▶ Problem description:
Find the lines that contain the word "name" and copy each one.
● ● ● ● ● ● ●
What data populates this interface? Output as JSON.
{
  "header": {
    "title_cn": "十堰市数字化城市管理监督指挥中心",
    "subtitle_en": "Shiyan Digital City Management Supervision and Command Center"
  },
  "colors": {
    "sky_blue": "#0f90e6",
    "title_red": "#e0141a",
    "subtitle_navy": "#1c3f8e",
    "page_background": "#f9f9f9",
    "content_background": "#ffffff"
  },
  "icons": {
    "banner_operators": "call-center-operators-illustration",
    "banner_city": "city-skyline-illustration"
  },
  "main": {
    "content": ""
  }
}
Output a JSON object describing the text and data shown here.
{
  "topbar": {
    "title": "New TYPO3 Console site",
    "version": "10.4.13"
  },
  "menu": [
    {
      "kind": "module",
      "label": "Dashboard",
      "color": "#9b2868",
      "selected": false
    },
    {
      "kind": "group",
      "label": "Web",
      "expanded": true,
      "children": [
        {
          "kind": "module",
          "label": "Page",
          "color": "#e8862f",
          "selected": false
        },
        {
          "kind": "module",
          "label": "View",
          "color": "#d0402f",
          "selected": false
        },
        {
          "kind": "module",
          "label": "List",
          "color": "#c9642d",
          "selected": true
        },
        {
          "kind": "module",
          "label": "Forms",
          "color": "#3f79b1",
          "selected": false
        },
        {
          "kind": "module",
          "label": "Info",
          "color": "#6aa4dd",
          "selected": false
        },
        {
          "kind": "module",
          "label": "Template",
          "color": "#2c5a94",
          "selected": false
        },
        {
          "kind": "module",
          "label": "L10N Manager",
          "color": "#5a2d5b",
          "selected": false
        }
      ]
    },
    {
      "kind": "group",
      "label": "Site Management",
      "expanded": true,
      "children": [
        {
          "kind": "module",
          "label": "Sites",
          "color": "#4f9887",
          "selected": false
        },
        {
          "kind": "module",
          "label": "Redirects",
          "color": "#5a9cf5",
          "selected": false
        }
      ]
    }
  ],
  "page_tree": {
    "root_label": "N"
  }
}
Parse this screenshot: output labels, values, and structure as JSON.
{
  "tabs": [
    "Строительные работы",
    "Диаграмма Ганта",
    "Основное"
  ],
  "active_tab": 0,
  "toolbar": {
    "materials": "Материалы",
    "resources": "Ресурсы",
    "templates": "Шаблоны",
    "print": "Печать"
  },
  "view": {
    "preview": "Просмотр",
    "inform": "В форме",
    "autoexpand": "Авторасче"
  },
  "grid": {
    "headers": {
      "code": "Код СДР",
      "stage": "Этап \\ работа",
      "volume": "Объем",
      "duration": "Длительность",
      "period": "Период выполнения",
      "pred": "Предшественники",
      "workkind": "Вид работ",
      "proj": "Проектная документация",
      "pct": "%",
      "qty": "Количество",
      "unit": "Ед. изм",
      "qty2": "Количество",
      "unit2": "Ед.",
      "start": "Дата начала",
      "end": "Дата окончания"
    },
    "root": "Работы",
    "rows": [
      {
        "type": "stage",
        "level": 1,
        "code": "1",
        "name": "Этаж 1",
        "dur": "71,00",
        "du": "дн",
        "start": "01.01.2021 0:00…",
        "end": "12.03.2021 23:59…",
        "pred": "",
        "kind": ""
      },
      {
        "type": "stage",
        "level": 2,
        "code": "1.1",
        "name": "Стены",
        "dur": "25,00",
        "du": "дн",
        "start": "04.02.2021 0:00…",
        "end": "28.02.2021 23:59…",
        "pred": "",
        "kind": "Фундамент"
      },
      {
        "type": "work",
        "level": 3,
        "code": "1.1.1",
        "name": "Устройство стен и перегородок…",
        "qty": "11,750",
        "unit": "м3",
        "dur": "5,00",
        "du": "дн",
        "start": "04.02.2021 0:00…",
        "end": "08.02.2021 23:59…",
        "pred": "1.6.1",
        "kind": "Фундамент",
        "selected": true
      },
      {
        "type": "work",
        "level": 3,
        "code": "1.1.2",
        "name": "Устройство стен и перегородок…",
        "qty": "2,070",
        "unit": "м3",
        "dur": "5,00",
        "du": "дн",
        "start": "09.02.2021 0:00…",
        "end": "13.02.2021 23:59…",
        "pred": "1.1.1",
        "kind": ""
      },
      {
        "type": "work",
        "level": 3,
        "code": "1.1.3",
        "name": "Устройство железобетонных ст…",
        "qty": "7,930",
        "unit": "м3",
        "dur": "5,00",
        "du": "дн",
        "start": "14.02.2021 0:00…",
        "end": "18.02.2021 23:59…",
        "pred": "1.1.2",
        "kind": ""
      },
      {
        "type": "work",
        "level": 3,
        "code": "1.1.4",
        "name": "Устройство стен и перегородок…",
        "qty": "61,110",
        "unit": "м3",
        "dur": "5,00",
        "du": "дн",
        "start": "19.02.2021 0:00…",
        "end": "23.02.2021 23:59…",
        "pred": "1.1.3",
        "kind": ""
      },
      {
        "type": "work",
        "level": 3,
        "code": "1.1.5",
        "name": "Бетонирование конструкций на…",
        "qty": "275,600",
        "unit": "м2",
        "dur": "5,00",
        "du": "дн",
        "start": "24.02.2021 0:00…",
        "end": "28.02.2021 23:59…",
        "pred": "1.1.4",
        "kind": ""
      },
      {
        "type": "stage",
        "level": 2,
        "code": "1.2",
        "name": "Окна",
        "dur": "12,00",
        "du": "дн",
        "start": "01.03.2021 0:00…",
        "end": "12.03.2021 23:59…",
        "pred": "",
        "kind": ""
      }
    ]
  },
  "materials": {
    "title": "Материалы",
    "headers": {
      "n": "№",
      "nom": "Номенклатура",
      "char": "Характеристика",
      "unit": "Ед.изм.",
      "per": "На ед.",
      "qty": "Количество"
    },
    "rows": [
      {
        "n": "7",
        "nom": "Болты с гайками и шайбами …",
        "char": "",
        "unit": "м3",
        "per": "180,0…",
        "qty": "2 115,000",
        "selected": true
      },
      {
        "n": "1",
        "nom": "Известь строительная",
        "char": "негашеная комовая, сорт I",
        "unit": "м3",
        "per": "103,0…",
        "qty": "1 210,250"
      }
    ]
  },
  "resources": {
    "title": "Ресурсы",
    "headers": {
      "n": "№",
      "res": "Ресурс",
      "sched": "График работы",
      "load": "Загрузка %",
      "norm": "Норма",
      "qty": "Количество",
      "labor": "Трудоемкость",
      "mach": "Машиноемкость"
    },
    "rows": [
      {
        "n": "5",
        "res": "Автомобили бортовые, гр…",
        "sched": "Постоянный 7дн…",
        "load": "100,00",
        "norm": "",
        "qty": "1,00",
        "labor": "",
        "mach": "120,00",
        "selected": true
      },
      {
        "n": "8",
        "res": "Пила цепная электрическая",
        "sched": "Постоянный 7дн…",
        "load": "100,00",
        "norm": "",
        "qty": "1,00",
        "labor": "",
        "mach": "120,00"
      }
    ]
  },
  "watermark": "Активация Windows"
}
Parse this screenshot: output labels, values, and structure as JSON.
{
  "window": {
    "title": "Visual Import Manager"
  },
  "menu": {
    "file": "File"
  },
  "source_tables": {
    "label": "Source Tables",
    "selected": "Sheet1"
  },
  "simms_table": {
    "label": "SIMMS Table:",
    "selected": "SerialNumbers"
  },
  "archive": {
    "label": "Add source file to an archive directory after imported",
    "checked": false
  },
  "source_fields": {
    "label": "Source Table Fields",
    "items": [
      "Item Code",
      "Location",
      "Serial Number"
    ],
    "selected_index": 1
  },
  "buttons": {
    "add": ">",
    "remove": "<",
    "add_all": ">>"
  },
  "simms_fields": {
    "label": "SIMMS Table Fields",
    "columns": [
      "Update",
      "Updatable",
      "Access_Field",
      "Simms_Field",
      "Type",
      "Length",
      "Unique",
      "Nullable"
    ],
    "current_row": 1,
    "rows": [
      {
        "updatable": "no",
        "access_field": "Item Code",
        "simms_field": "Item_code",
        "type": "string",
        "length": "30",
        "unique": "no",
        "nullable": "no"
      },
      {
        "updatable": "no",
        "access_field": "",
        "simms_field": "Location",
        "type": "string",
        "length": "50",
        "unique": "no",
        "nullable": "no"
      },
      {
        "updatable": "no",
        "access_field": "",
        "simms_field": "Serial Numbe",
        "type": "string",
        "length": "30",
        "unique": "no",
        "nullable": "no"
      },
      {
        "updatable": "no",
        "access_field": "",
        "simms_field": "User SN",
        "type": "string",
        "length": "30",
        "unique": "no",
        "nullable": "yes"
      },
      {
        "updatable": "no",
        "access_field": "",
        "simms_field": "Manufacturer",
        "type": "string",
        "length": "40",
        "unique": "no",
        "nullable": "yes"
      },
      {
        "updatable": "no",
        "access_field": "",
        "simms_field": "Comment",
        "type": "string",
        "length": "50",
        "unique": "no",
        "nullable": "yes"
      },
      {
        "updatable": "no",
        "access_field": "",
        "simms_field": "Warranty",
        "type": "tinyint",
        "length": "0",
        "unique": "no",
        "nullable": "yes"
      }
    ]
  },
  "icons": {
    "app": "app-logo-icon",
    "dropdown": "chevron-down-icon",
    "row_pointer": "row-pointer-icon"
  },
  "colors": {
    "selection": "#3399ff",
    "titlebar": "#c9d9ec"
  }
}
● ● ● ● ● ● ●
▶ Response below:
        "name": "Этаж 1",
        "name": "Стены",
        "name": "Устройство стен и перегородок…",
        "name": "Устройство стен и перегородок…",
        "name": "Устройство железобетонных ст…",
        "name": "Устройство стен и перегородок…",
        "name": "Бетонирование конструкций на…",
        "name": "Окна",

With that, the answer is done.